What the task requires:
Find the lines with the string "addressing" and return them.

-- begin Input --

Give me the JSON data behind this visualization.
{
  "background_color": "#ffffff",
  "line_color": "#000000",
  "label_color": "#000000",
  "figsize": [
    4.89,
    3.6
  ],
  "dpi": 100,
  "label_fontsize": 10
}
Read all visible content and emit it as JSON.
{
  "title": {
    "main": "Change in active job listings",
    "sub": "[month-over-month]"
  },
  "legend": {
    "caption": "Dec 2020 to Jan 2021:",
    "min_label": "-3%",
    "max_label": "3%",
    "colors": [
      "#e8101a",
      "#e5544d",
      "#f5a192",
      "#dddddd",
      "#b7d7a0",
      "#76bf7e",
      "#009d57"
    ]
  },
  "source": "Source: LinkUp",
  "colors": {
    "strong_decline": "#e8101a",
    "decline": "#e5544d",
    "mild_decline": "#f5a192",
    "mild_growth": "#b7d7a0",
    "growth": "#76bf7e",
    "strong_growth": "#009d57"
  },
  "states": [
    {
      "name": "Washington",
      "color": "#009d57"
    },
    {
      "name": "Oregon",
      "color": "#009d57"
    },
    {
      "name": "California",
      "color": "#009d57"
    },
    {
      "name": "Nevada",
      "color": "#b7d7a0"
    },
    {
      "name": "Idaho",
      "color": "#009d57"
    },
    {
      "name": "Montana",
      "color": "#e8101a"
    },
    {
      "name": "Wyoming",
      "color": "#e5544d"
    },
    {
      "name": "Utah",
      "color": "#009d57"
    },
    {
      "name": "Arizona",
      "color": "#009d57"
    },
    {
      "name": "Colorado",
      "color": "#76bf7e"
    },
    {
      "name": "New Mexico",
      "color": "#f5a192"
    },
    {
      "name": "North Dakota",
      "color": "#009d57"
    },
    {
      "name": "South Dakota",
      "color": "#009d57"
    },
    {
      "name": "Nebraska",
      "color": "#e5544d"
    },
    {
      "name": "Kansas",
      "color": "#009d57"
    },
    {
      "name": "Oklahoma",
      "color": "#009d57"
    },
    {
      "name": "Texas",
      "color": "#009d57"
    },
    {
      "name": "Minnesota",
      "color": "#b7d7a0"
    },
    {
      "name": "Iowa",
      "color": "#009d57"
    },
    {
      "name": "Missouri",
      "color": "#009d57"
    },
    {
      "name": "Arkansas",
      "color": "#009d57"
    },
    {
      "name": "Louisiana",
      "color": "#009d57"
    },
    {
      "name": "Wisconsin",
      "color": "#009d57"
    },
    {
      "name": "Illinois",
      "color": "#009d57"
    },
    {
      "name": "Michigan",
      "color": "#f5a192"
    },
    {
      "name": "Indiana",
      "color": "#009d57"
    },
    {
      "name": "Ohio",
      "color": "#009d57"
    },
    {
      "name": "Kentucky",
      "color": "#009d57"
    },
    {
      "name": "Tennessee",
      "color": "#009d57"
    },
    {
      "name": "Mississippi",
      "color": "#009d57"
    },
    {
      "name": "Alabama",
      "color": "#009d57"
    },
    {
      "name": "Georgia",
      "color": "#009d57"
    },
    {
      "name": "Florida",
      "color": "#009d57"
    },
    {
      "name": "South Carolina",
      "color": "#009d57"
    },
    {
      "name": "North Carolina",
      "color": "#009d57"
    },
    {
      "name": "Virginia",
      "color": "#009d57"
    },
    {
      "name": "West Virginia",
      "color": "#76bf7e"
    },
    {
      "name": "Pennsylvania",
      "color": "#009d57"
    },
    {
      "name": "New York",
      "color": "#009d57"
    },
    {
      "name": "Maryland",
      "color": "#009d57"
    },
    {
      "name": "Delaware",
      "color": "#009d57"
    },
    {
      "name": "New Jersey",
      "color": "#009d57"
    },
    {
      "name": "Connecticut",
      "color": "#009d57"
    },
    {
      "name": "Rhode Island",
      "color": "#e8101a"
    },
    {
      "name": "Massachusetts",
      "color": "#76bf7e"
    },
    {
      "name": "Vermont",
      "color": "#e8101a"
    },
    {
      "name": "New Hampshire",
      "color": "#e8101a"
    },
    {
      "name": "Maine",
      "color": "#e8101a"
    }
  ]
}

-- end Input --
-- begin Input --

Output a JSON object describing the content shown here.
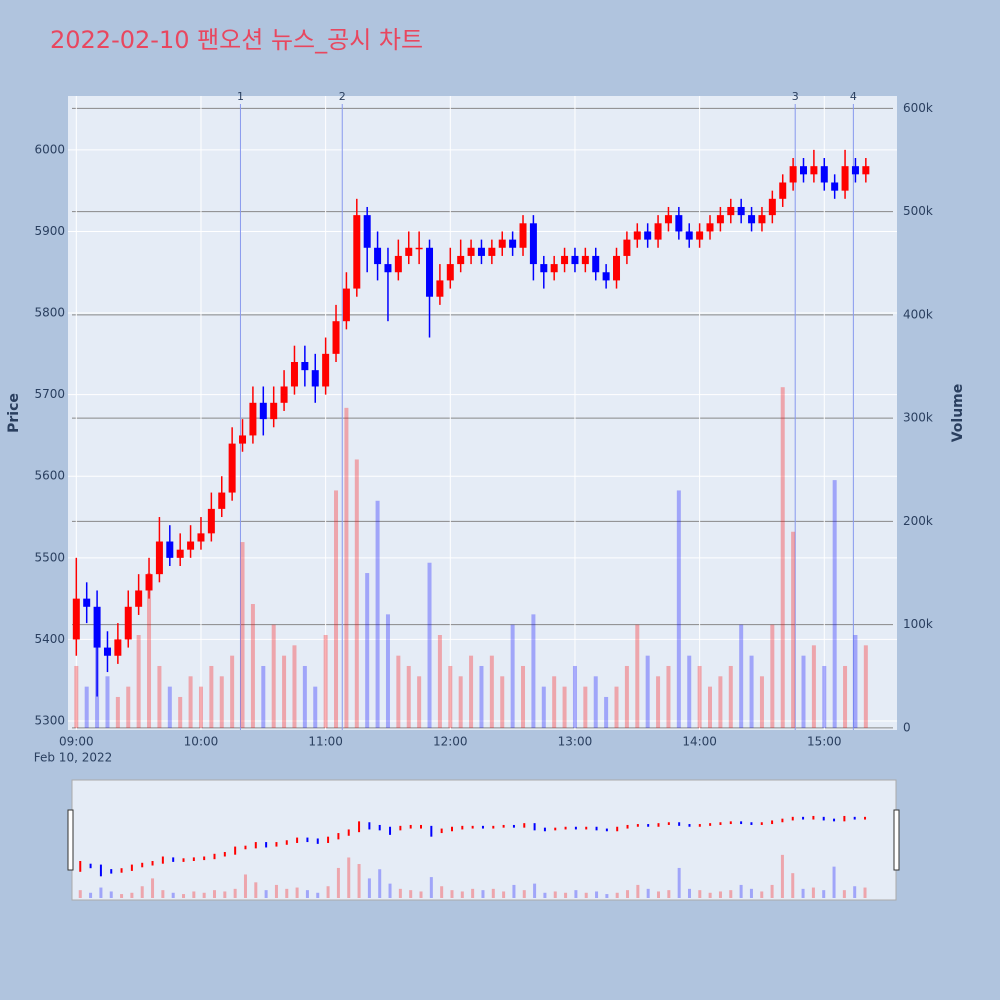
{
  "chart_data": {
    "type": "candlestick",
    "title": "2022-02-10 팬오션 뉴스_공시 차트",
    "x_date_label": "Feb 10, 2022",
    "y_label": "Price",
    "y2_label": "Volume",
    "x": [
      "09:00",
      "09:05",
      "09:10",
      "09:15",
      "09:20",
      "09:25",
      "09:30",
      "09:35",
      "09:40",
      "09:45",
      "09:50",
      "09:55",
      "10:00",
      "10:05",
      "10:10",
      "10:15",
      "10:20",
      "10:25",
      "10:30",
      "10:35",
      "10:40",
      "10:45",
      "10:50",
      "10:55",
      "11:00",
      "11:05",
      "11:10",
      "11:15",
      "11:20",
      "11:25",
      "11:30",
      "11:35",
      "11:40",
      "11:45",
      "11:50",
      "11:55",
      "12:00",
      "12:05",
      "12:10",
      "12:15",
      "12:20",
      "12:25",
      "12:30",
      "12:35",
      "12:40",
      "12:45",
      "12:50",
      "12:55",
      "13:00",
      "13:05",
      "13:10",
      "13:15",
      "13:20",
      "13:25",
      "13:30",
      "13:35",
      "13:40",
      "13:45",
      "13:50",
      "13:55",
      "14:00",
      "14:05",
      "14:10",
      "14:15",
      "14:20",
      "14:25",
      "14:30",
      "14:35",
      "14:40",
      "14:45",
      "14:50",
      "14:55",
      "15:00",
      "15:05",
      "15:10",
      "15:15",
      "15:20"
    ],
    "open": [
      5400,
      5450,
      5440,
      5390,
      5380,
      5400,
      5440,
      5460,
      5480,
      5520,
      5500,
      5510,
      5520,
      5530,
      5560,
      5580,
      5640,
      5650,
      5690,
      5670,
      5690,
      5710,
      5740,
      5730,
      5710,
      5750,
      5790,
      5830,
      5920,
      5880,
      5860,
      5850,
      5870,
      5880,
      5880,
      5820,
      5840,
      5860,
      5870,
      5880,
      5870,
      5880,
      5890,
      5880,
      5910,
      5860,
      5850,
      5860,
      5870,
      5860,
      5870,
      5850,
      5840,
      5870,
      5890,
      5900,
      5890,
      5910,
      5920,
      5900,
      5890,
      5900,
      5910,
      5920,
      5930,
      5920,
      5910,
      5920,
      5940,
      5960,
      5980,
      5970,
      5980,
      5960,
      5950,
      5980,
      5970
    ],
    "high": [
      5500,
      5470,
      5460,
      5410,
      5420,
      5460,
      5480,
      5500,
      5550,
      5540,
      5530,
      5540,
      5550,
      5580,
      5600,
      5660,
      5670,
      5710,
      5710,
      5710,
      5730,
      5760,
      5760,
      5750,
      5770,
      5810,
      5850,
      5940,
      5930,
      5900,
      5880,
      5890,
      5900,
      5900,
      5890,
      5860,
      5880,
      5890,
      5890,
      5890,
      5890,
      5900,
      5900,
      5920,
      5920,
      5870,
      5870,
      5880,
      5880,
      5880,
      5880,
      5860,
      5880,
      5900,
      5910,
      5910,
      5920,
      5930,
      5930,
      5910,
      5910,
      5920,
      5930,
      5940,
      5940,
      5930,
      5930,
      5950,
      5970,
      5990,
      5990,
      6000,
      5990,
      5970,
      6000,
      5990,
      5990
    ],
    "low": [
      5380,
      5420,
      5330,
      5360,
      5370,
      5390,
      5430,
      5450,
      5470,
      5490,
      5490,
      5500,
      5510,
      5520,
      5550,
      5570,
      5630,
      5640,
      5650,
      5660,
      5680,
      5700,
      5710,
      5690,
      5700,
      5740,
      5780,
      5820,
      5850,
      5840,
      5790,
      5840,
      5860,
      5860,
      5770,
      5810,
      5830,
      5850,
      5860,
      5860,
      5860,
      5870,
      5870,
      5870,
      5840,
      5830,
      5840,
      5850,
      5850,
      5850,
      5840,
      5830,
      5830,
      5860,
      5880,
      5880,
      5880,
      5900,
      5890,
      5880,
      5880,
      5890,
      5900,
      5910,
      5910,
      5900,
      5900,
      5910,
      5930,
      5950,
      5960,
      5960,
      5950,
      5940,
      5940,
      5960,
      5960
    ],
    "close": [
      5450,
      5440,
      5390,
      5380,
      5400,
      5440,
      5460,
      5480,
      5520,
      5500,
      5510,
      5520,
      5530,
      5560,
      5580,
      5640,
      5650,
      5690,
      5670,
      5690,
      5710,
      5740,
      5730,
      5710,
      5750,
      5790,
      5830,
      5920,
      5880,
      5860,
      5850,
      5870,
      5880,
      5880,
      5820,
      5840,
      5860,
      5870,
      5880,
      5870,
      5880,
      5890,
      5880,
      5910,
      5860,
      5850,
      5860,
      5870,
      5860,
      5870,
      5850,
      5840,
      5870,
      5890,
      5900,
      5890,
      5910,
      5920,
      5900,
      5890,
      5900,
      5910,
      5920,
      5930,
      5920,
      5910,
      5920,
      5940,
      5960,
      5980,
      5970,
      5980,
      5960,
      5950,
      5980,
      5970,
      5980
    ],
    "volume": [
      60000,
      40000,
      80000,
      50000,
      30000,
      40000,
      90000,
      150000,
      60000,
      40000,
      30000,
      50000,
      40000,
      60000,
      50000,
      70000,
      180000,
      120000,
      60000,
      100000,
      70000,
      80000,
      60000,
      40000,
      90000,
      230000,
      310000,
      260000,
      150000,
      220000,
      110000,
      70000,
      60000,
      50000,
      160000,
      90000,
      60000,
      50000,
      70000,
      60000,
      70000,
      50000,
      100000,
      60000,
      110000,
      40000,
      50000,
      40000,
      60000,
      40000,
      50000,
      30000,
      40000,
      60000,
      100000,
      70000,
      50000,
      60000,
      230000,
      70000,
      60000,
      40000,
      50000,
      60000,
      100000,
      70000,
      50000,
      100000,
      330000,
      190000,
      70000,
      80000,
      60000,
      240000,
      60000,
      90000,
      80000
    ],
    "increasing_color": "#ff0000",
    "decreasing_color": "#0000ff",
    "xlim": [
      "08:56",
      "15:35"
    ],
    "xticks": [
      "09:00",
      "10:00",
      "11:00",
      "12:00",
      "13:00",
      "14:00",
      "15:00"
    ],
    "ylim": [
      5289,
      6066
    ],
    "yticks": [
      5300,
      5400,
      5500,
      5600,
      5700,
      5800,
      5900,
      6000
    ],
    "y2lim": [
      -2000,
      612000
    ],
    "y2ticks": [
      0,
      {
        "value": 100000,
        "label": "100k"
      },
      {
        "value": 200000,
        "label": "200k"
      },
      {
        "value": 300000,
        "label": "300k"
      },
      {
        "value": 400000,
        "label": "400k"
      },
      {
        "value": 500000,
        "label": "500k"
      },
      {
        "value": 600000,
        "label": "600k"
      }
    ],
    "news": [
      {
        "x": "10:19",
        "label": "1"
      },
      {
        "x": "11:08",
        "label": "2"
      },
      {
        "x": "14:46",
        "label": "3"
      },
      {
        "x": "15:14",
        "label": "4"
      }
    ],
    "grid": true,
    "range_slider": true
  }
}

-- end Input --
-- begin Input --

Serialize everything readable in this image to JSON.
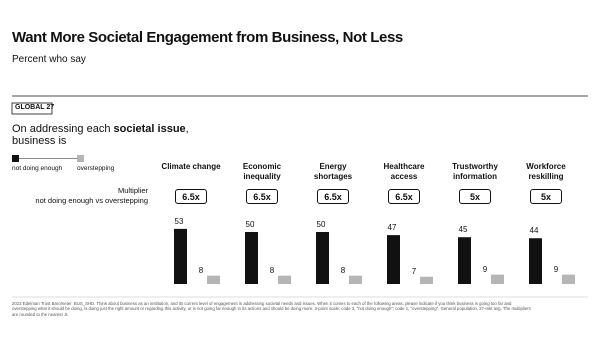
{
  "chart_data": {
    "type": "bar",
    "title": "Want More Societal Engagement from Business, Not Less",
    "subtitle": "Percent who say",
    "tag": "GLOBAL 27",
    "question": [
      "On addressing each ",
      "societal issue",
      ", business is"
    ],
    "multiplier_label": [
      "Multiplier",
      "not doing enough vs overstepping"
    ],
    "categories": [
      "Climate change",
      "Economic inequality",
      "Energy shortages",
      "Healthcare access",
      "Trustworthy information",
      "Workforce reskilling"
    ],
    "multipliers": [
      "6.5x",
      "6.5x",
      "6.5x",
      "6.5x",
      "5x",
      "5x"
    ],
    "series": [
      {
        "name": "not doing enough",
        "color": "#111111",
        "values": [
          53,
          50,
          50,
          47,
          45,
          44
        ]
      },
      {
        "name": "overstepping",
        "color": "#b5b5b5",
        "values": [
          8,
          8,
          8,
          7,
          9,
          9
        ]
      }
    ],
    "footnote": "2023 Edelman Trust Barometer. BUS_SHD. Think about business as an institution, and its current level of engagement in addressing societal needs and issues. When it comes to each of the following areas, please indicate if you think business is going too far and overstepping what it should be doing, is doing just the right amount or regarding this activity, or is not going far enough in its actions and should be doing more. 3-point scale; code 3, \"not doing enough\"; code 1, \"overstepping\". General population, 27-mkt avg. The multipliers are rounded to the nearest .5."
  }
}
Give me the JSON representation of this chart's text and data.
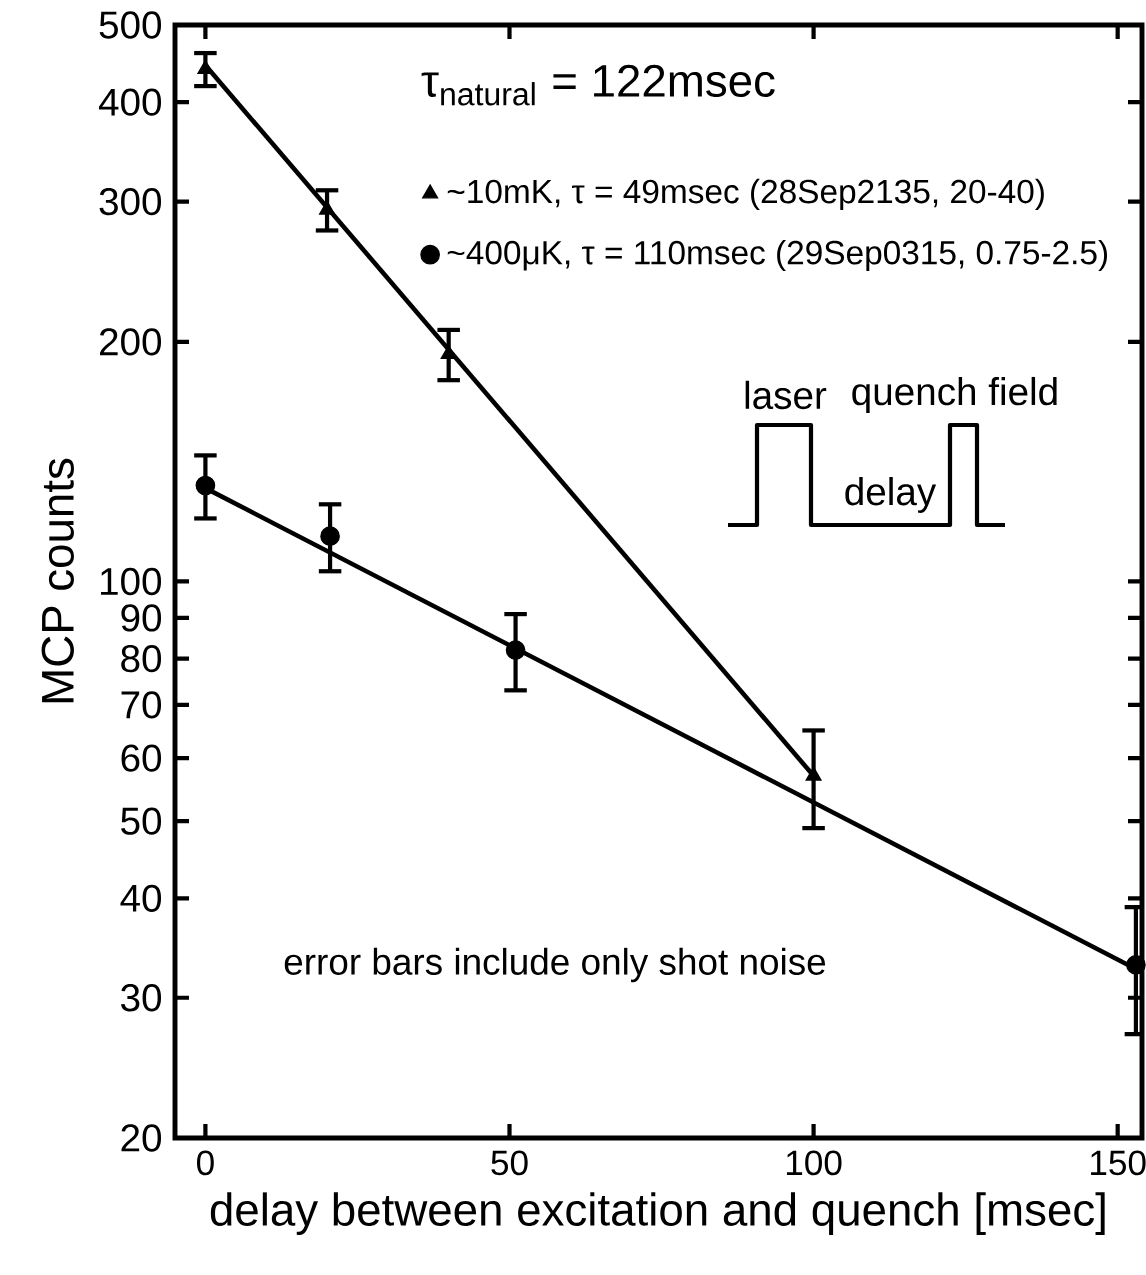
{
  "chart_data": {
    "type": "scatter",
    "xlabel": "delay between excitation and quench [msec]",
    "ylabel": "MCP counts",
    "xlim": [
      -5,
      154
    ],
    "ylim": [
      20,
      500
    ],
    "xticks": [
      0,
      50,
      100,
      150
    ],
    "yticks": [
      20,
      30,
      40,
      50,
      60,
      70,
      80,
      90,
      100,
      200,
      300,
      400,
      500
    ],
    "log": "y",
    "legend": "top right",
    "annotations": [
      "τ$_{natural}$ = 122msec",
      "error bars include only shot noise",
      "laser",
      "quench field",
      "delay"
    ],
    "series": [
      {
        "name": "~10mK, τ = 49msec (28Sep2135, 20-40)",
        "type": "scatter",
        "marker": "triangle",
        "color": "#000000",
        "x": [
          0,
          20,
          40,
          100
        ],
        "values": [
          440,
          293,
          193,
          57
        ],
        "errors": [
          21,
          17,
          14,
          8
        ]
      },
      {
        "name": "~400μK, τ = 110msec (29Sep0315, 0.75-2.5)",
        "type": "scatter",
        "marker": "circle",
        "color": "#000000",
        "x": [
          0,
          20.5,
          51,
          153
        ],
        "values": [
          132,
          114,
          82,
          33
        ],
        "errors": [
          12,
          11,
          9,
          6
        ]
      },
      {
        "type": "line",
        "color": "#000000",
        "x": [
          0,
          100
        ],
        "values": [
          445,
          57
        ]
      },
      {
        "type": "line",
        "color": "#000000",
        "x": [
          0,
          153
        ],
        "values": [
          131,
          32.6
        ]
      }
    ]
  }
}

-- end Input --

Full answer:
      "On addressing each ",
    "footnote": "2023 Edelman Trust Barometer. BUS_SHD. Think about business as an institution, and its current level of engagement in addressing societal needs and issues. When it comes to each of the following areas, please indicate if you think business is going too far and overstepping what it should be doing, is doing just the right amount or regarding this activity, or is not going far enough in its actions and should be doing more. 3-point scale; code 3, \"not doing enough\"; code 1, \"overstepping\". General population, 27-mkt avg. The multipliers are rounded to the nearest .5."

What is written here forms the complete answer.